§ **To do**: How many lines in this material include the string "Blurry"? Answer with the number and nothing further.

§ **Data rows**:
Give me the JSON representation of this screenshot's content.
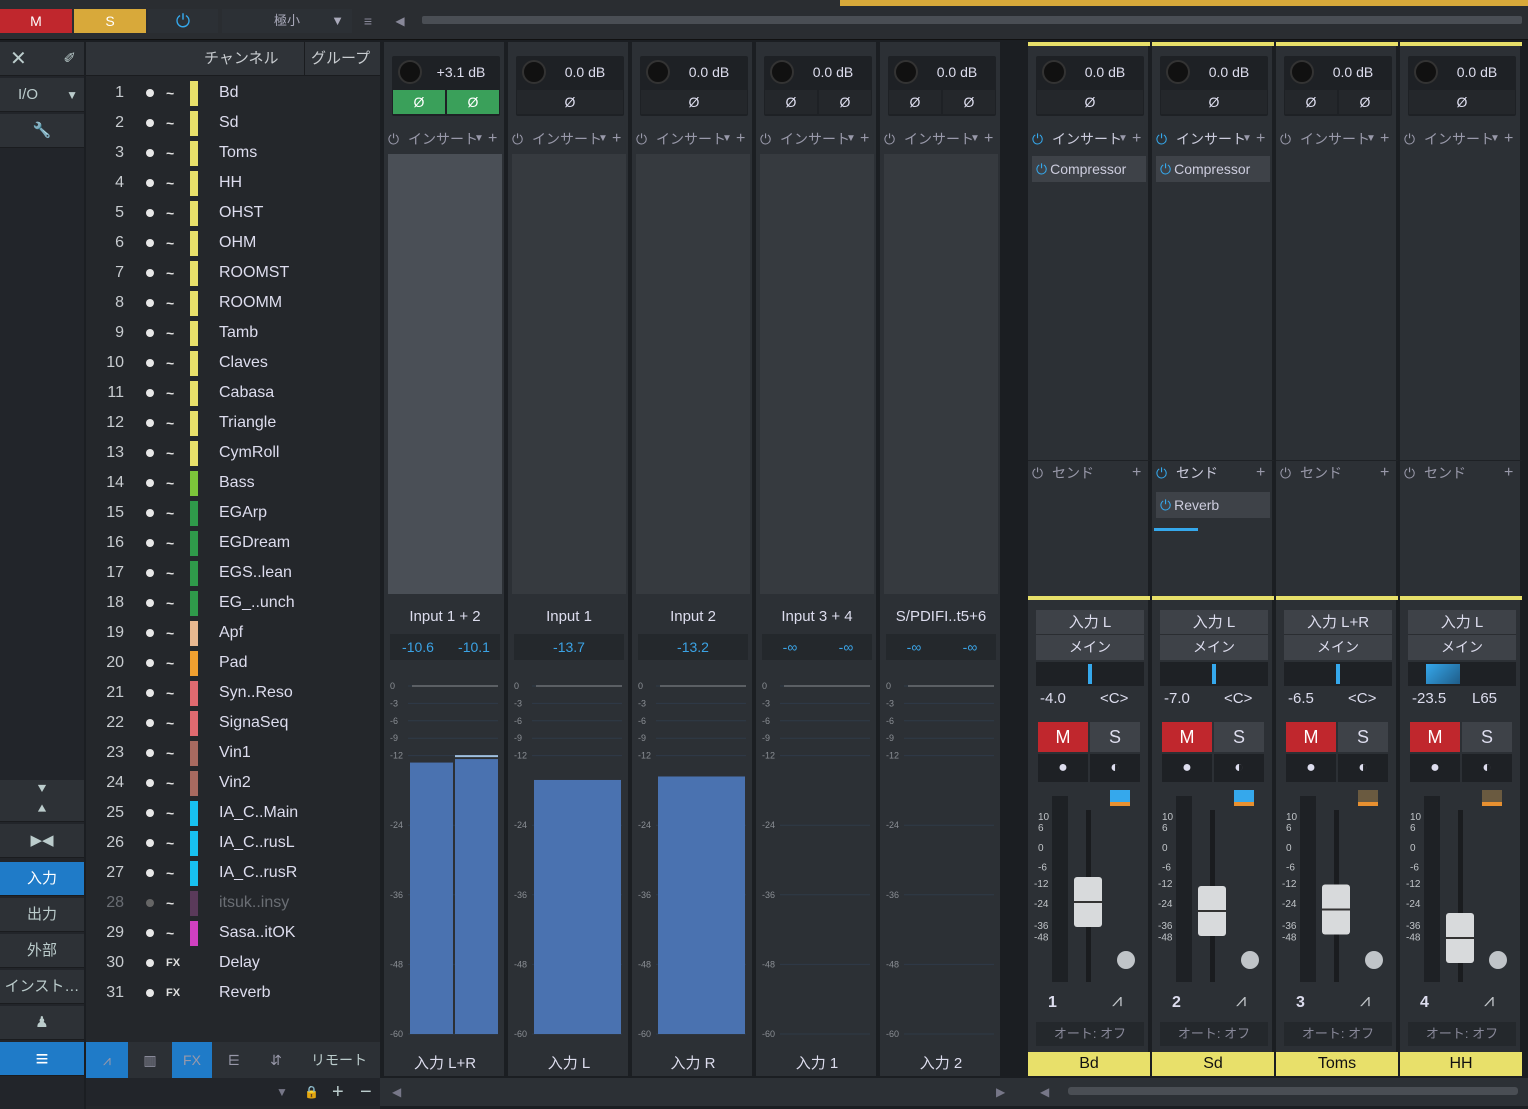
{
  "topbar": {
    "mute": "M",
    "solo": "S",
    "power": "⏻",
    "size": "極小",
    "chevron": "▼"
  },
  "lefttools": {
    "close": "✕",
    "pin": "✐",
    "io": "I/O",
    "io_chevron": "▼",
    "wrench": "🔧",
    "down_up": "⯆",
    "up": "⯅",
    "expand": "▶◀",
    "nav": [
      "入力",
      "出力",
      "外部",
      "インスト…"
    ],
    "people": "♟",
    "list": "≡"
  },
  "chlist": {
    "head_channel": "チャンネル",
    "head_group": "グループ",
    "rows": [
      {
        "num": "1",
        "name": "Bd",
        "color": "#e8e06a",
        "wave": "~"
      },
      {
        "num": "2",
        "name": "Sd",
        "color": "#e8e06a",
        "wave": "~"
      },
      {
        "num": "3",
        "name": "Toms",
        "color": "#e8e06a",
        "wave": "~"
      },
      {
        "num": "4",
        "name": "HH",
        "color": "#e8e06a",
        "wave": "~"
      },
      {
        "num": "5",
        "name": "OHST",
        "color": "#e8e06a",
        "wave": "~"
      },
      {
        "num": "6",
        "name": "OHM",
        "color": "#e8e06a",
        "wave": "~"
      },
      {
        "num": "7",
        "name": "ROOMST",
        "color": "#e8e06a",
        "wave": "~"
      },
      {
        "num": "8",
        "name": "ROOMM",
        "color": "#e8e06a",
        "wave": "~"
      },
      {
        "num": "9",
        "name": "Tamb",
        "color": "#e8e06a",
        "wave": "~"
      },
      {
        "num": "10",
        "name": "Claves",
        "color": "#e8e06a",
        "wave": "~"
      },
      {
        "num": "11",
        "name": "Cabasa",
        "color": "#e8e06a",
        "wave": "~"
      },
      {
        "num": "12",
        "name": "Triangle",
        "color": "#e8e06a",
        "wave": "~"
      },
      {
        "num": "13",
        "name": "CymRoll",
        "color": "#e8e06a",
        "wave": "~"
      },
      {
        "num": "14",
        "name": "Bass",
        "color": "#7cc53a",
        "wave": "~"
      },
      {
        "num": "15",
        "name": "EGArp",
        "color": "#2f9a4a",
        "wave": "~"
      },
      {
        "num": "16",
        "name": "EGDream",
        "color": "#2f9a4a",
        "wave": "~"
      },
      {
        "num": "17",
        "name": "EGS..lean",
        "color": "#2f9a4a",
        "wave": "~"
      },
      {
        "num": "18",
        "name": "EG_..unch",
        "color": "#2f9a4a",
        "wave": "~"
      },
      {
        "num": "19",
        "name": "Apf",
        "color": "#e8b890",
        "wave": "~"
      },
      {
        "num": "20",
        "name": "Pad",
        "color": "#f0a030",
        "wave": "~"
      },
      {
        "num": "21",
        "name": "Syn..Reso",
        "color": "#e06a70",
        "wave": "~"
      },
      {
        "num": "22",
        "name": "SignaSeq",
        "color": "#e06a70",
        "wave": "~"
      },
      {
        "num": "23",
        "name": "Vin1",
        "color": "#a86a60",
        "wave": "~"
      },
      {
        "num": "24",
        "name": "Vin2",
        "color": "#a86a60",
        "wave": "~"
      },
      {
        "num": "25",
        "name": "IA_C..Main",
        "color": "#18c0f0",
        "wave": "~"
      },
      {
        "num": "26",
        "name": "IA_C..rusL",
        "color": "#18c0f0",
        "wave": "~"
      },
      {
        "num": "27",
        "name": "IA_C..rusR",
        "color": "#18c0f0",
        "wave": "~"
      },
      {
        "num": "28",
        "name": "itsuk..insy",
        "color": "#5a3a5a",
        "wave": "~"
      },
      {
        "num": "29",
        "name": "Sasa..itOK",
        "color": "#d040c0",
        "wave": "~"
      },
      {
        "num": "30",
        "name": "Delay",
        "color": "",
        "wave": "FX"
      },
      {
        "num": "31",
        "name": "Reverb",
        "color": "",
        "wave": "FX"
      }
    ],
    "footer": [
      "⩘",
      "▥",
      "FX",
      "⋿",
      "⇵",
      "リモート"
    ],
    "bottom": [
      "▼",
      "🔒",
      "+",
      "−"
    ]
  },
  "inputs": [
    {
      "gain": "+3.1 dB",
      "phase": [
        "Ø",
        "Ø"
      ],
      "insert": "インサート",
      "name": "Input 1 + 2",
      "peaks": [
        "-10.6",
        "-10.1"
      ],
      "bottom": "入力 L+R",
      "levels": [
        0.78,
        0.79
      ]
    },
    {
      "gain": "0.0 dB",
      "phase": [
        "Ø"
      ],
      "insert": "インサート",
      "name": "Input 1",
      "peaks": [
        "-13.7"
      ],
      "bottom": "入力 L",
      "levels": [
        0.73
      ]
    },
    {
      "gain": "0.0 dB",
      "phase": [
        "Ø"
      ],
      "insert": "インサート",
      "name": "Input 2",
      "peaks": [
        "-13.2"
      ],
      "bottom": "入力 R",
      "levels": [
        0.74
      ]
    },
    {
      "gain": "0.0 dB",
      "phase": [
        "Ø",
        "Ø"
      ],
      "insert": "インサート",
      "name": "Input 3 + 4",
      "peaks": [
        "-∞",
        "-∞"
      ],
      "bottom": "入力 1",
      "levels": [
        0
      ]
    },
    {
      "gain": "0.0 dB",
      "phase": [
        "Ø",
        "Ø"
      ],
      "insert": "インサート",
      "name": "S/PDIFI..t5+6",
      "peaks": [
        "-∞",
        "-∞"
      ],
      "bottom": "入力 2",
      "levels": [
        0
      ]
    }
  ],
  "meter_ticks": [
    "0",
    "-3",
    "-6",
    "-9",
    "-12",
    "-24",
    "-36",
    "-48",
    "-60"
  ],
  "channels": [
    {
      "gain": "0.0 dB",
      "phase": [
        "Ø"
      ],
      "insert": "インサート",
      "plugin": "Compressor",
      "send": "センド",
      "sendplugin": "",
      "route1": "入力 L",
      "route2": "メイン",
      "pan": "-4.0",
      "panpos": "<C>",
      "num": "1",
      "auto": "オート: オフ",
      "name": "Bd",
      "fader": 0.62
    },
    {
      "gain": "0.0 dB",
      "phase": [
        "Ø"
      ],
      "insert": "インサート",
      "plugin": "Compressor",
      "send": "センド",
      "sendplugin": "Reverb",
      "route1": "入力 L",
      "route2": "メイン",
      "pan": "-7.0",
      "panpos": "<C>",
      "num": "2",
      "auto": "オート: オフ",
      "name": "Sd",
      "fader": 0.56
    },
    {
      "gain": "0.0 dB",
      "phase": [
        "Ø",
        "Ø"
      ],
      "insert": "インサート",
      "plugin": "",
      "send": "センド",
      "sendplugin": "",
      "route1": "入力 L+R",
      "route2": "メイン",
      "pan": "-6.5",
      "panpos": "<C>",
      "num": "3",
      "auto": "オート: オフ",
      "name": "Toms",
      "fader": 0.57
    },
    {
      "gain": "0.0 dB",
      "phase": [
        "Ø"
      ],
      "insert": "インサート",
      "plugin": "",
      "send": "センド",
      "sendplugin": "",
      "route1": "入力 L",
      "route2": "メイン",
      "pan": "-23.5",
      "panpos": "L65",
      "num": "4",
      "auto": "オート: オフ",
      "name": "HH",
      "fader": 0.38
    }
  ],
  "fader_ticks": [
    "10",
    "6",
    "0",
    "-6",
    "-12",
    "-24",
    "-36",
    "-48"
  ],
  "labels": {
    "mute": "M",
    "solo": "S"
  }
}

--

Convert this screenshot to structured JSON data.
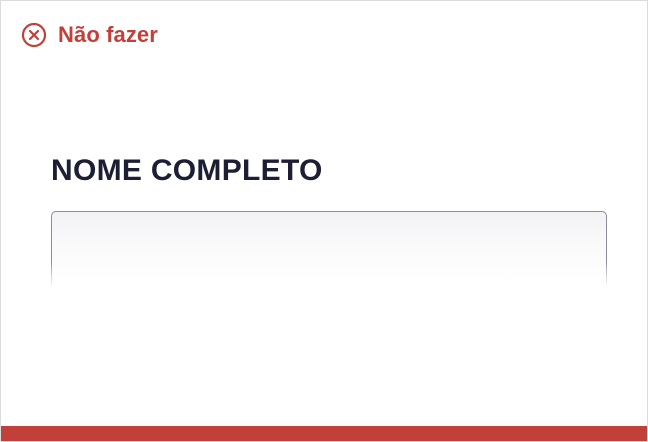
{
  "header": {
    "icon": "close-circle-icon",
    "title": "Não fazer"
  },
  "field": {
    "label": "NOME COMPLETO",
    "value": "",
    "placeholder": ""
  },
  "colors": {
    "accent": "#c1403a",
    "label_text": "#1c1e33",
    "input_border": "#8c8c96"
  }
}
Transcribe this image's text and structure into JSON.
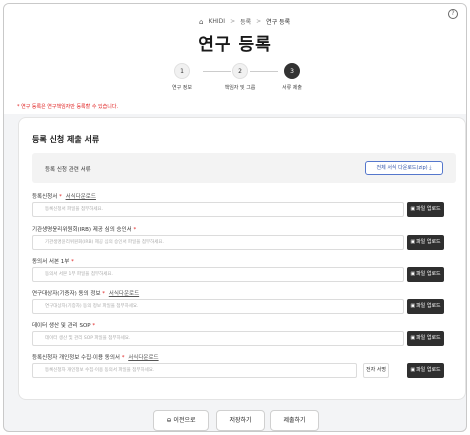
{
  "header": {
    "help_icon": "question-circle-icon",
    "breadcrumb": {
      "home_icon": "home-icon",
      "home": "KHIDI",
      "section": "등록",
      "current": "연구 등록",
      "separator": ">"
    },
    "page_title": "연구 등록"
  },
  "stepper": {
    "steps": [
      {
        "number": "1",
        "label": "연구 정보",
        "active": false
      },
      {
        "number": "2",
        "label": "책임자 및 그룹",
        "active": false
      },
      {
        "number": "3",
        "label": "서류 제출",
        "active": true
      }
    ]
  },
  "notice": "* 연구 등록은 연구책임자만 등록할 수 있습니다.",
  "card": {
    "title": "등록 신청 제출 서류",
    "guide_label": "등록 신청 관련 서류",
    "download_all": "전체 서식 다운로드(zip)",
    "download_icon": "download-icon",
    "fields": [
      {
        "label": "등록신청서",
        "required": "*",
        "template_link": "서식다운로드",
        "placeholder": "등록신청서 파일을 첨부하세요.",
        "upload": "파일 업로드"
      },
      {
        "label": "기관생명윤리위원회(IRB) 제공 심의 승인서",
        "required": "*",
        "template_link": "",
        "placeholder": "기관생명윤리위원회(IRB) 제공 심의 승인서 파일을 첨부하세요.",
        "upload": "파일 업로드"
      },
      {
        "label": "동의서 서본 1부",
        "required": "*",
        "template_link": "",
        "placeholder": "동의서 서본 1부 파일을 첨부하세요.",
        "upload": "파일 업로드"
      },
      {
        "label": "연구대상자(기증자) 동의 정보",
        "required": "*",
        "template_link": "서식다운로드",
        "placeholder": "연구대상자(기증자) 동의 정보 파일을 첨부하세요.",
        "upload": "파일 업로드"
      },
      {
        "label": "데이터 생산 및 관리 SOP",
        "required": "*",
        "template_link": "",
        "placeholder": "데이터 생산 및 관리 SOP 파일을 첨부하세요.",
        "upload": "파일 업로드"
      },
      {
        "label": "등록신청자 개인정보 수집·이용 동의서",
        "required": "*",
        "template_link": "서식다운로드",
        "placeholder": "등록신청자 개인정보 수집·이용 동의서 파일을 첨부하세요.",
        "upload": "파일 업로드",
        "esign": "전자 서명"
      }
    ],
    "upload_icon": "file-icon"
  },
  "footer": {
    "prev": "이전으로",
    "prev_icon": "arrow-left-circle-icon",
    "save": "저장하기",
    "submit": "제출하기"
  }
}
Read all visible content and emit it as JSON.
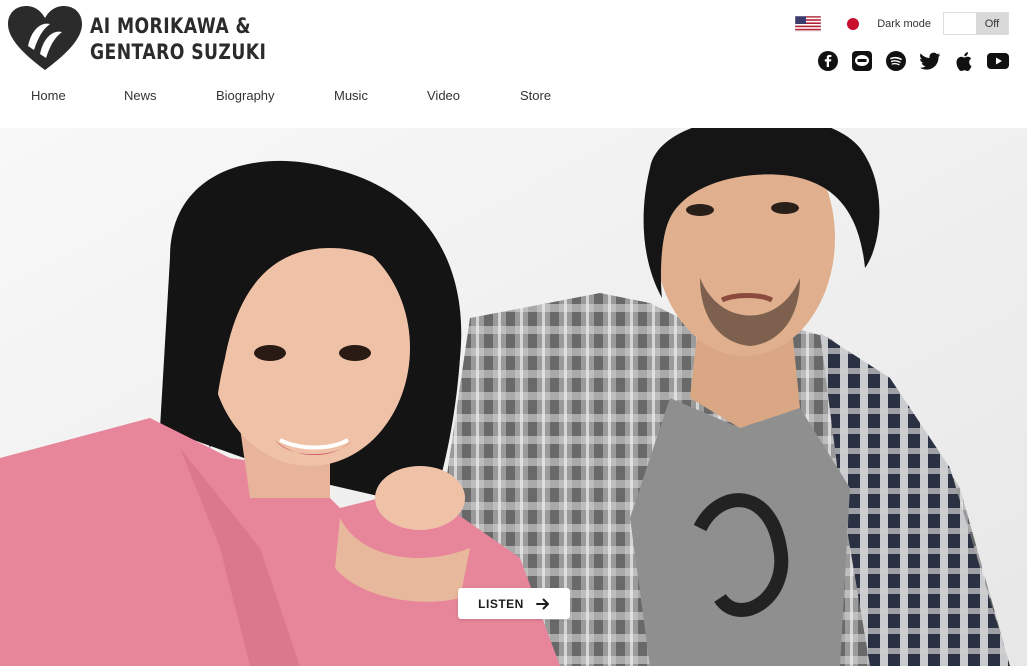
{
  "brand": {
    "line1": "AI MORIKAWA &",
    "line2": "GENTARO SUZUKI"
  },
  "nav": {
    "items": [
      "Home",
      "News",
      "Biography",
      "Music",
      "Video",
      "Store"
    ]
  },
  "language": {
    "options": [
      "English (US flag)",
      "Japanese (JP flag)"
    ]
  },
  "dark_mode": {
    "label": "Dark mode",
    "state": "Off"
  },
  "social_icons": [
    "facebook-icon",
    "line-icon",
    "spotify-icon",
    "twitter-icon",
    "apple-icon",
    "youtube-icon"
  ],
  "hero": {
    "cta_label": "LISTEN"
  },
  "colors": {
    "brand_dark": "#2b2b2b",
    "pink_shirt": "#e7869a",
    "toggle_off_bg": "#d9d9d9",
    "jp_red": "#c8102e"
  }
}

* * *

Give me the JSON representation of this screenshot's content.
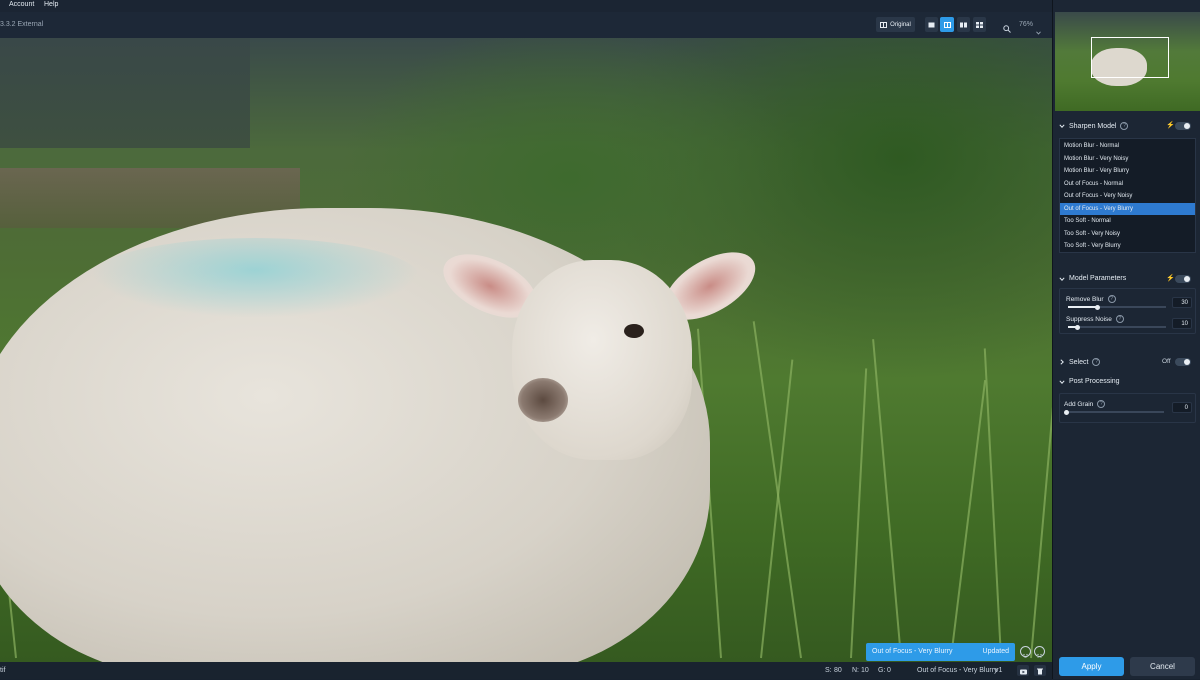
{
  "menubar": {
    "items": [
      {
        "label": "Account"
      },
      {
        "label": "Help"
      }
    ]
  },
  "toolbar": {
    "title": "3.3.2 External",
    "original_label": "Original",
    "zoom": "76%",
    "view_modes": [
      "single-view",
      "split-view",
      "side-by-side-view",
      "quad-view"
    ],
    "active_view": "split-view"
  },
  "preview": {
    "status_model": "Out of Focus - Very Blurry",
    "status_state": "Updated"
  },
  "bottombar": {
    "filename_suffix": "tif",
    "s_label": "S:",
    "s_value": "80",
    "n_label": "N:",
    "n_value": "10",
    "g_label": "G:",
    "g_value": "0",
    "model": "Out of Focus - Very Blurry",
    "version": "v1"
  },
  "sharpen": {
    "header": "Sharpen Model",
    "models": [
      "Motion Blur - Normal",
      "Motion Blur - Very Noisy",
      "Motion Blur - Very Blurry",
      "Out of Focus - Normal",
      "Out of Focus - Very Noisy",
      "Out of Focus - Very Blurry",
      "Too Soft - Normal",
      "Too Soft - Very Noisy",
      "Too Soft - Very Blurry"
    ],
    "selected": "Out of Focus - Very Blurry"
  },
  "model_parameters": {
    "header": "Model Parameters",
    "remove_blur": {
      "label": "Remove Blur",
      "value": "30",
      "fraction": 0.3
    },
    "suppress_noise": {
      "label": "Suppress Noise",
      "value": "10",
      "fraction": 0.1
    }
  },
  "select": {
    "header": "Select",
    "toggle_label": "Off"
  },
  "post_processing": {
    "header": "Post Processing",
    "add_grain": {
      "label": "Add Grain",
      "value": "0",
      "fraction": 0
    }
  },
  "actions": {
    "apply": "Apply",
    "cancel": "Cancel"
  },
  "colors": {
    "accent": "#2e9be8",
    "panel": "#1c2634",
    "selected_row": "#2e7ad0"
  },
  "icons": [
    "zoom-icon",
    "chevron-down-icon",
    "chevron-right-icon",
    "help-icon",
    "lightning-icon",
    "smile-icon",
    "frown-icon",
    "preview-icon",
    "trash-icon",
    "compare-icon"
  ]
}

§ **Exercise output**: 6